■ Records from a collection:
>> BEGIN

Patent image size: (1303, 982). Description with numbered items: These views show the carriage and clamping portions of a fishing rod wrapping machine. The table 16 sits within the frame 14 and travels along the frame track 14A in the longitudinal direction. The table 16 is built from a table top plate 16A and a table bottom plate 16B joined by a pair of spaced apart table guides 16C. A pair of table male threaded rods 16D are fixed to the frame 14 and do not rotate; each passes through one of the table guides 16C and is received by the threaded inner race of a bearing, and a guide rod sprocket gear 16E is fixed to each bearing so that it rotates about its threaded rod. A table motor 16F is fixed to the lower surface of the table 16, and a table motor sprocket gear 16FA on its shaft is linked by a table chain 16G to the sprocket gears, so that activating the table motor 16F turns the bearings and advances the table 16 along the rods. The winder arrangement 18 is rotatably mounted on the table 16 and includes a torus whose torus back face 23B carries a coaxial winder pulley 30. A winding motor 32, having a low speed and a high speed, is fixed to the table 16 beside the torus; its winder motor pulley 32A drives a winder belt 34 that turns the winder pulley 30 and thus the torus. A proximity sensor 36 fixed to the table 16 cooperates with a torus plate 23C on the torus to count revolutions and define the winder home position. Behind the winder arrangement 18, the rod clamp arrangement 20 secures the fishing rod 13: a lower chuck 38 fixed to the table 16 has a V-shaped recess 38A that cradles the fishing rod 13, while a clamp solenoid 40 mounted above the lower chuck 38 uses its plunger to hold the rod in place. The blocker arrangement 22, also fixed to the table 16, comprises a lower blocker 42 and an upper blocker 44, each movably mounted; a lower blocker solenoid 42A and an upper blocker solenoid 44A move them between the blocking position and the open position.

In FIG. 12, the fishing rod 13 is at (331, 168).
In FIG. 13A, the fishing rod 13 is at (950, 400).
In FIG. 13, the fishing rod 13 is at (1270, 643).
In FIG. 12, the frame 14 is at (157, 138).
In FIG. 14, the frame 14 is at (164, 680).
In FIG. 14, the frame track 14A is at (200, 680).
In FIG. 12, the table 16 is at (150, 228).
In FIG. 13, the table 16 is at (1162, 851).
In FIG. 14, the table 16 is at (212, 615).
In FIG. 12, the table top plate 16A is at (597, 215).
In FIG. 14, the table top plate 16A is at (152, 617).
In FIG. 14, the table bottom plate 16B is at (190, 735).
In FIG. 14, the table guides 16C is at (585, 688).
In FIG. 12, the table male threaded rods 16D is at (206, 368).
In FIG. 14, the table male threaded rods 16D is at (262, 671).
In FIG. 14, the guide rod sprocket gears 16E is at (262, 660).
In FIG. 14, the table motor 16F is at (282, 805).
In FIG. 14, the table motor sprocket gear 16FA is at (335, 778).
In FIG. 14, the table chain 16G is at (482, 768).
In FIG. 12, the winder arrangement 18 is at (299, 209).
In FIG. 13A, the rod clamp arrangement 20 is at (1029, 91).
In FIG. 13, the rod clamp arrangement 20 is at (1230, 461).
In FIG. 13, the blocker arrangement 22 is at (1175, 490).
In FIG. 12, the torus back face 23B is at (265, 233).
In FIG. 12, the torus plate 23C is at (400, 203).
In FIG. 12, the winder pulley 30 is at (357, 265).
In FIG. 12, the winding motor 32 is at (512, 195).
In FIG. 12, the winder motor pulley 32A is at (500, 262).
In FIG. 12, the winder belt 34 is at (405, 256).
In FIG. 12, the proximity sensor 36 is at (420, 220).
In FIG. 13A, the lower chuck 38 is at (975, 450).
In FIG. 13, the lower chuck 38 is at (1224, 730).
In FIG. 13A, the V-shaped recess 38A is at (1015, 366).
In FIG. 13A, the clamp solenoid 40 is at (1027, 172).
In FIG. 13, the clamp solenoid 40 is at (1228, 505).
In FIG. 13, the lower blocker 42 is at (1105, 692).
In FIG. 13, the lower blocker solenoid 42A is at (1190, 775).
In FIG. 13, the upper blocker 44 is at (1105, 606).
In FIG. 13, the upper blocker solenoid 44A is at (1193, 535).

>> END

■ EXERCISE: Can you return all of the lines above word for word, without changing anything?

■ FULL RESPONSE:
Patent image size: (1303, 982). Description with numbered items: These views show the carriage and clamping portions of a fishing rod wrapping machine. The table 16 sits within the frame 14 and travels along the frame track 14A in the longitudinal direction. The table 16 is built from a table top plate 16A and a table bottom plate 16B joined by a pair of spaced apart table guides 16C. A pair of table male threaded rods 16D are fixed to the frame 14 and do not rotate; each passes through one of the table guides 16C and is received by the threaded inner race of a bearing, and a guide rod sprocket gear 16E is fixed to each bearing so that it rotates about its threaded rod. A table motor 16F is fixed to the lower surface of the table 16, and a table motor sprocket gear 16FA on its shaft is linked by a table chain 16G to the sprocket gears, so that activating the table motor 16F turns the bearings and advances the table 16 along the rods. The winder arrangement 18 is rotatably mounted on the table 16 and includes a torus whose torus back face 23B carries a coaxial winder pulley 30. A winding motor 32, having a low speed and a high speed, is fixed to the table 16 beside the torus; its winder motor pulley 32A drives a winder belt 34 that turns the winder pulley 30 and thus the torus. A proximity sensor 36 fixed to the table 16 cooperates with a torus plate 23C on the torus to count revolutions and define the winder home position. Behind the winder arrangement 18, the rod clamp arrangement 20 secures the fishing rod 13: a lower chuck 38 fixed to the table 16 has a V-shaped recess 38A that cradles the fishing rod 13, while a clamp solenoid 40 mounted above the lower chuck 38 uses its plunger to hold the rod in place. The blocker arrangement 22, also fixed to the table 16, comprises a lower blocker 42 and an upper blocker 44, each movably mounted; a lower blocker solenoid 42A and an upper blocker solenoid 44A move them between the blocking position and the open position.

In FIG. 12, the fishing rod 13 is at (331, 168).
In FIG. 13A, the fishing rod 13 is at (950, 400).
In FIG. 13, the fishing rod 13 is at (1270, 643).
In FIG. 12, the frame 14 is at (157, 138).
In FIG. 14, the frame 14 is at (164, 680).
In FIG. 14, the frame track 14A is at (200, 680).
In FIG. 12, the table 16 is at (150, 228).
In FIG. 13, the table 16 is at (1162, 851).
In FIG. 14, the table 16 is at (212, 615).
In FIG. 12, the table top plate 16A is at (597, 215).
In FIG. 14, the table top plate 16A is at (152, 617).
In FIG. 14, the table bottom plate 16B is at (190, 735).
In FIG. 14, the table guides 16C is at (585, 688).
In FIG. 12, the table male threaded rods 16D is at (206, 368).
In FIG. 14, the table male threaded rods 16D is at (262, 671).
In FIG. 14, the guide rod sprocket gears 16E is at (262, 660).
In FIG. 14, the table motor 16F is at (282, 805).
In FIG. 14, the table motor sprocket gear 16FA is at (335, 778).
In FIG. 14, the table chain 16G is at (482, 768).
In FIG. 12, the winder arrangement 18 is at (299, 209).
In FIG. 13A, the rod clamp arrangement 20 is at (1029, 91).
In FIG. 13, the rod clamp arrangement 20 is at (1230, 461).
In FIG. 13, the blocker arrangement 22 is at (1175, 490).
In FIG. 12, the torus back face 23B is at (265, 233).
In FIG. 12, the torus plate 23C is at (400, 203).
In FIG. 12, the winder pulley 30 is at (357, 265).
In FIG. 12, the winding motor 32 is at (512, 195).
In FIG. 12, the winder motor pulley 32A is at (500, 262).
In FIG. 12, the winder belt 34 is at (405, 256).
In FIG. 12, the proximity sensor 36 is at (420, 220).
In FIG. 13A, the lower chuck 38 is at (975, 450).
In FIG. 13, the lower chuck 38 is at (1224, 730).
In FIG. 13A, the V-shaped recess 38A is at (1015, 366).
In FIG. 13A, the clamp solenoid 40 is at (1027, 172).
In FIG. 13, the clamp solenoid 40 is at (1228, 505).
In FIG. 13, the lower blocker 42 is at (1105, 692).
In FIG. 13, the lower blocker solenoid 42A is at (1190, 775).
In FIG. 13, the upper blocker 44 is at (1105, 606).
In FIG. 13, the upper blocker solenoid 44A is at (1193, 535).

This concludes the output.